** Data for processing **
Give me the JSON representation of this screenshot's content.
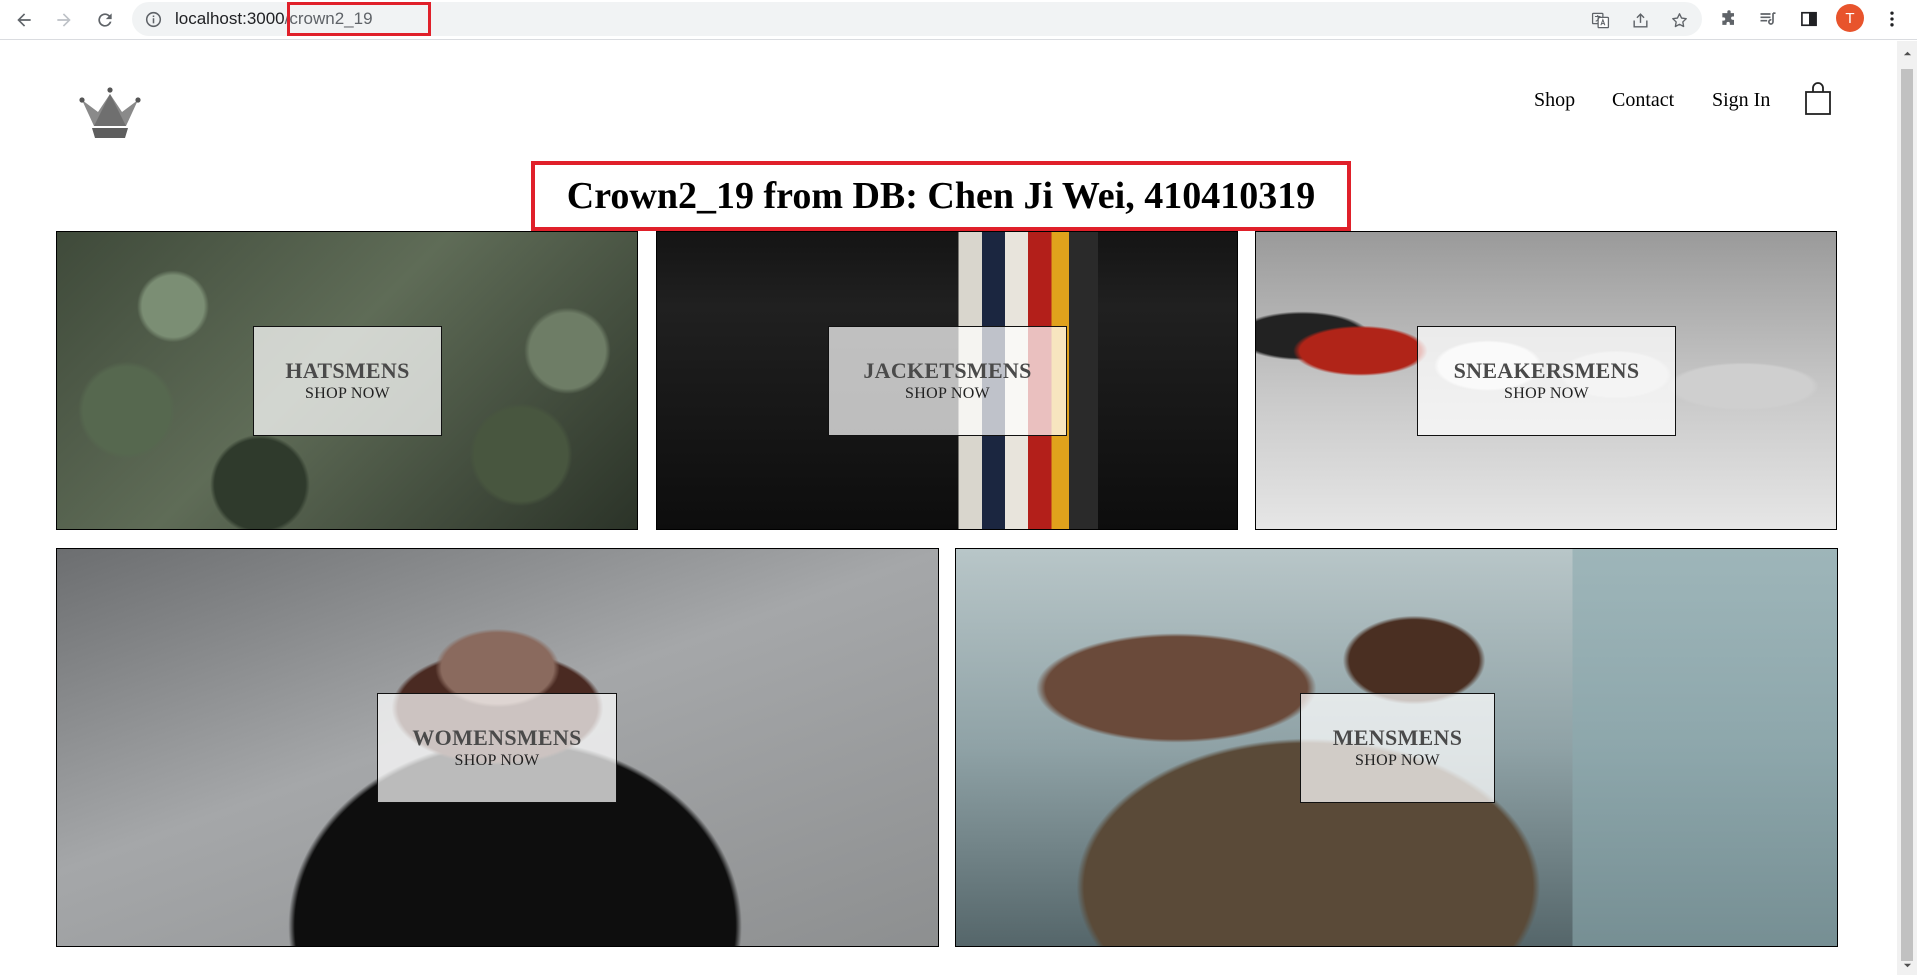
{
  "browser": {
    "url_host": "localhost:3000",
    "url_path": "/crown2_19",
    "profile_initial": "T"
  },
  "header": {
    "nav": {
      "shop": "Shop",
      "contact": "Contact",
      "sign_in": "Sign In"
    }
  },
  "page": {
    "title": "Crown2_19 from DB: Chen Ji Wei, 410410319"
  },
  "directory": [
    {
      "title": "HATSMENS",
      "subtitle": "SHOP NOW"
    },
    {
      "title": "JACKETSMENS",
      "subtitle": "SHOP NOW"
    },
    {
      "title": "SNEAKERSMENS",
      "subtitle": "SHOP NOW"
    },
    {
      "title": "WOMENSMENS",
      "subtitle": "SHOP NOW"
    },
    {
      "title": "MENSMENS",
      "subtitle": "SHOP NOW"
    }
  ],
  "colors": {
    "highlight": "#e0202a",
    "avatar": "#e8542c"
  }
}
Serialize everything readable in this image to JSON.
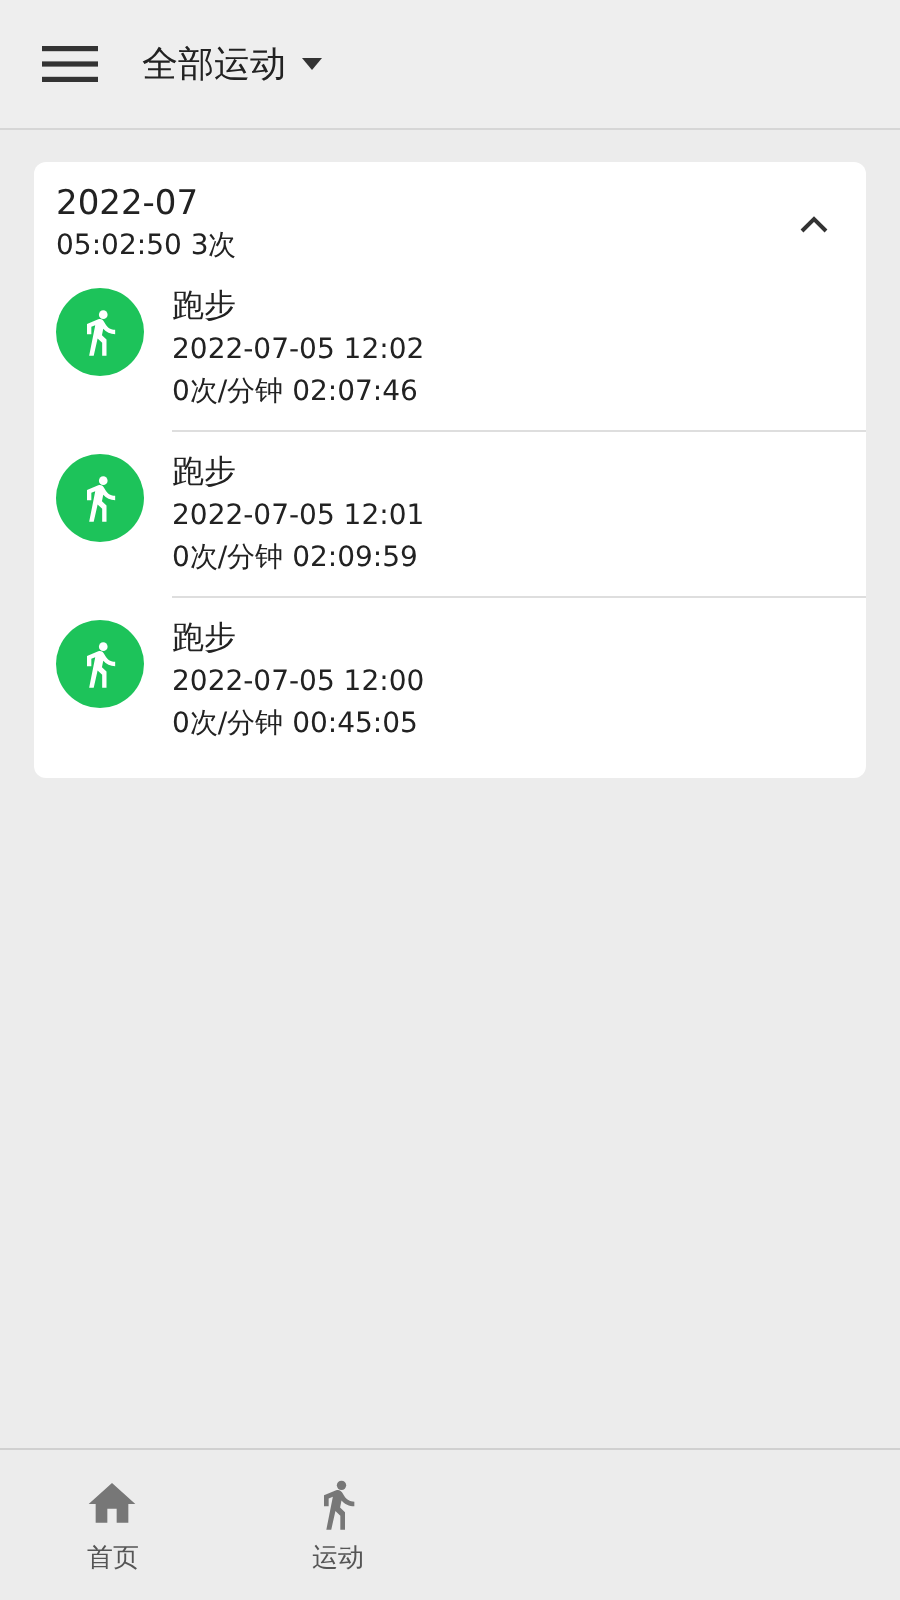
{
  "header": {
    "title": "全部运动"
  },
  "group": {
    "month": "2022-07",
    "summary": "05:02:50 3次",
    "expanded": true,
    "records": [
      {
        "name": "跑步",
        "time": "2022-07-05 12:02",
        "detail": "0次/分钟 02:07:46"
      },
      {
        "name": "跑步",
        "time": "2022-07-05 12:01",
        "detail": "0次/分钟 02:09:59"
      },
      {
        "name": "跑步",
        "time": "2022-07-05 12:00",
        "detail": "0次/分钟 00:45:05"
      }
    ]
  },
  "bottom_nav": [
    {
      "kind": "home",
      "label": "首页"
    },
    {
      "kind": "sport",
      "label": "运动"
    }
  ]
}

** Exercise directions **
Copy the data character for character, but drop all pictures from the copy.

** Task response **
Give me the JSON representation of this screenshot's content.
{
  "browser": {
    "url_host": "localhost:3000",
    "url_path": "/crown2_19",
    "profile_initial": "T"
  },
  "header": {
    "nav": {
      "shop": "Shop",
      "contact": "Contact",
      "sign_in": "Sign In"
    }
  },
  "page": {
    "title": "Crown2_19 from DB: Chen Ji Wei, 410410319"
  },
  "directory": [
    {
      "title": "HATSMENS",
      "subtitle": "SHOP NOW"
    },
    {
      "title": "JACKETSMENS",
      "subtitle": "SHOP NOW"
    },
    {
      "title": "SNEAKERSMENS",
      "subtitle": "SHOP NOW"
    },
    {
      "title": "WOMENSMENS",
      "subtitle": "SHOP NOW"
    },
    {
      "title": "MENSMENS",
      "subtitle": "SHOP NOW"
    }
  ],
  "colors": {
    "highlight": "#e0202a",
    "avatar": "#e8542c"
  }
}
Serialize everything readable in this image to JSON.
{
  "header": {
    "title": "全部运动"
  },
  "group": {
    "month": "2022-07",
    "summary": "05:02:50 3次",
    "expanded": true,
    "records": [
      {
        "name": "跑步",
        "time": "2022-07-05 12:02",
        "detail": "0次/分钟 02:07:46"
      },
      {
        "name": "跑步",
        "time": "2022-07-05 12:01",
        "detail": "0次/分钟 02:09:59"
      },
      {
        "name": "跑步",
        "time": "2022-07-05 12:00",
        "detail": "0次/分钟 00:45:05"
      }
    ]
  },
  "bottom_nav": [
    {
      "kind": "home",
      "label": "首页"
    },
    {
      "kind": "sport",
      "label": "运动"
    }
  ]
}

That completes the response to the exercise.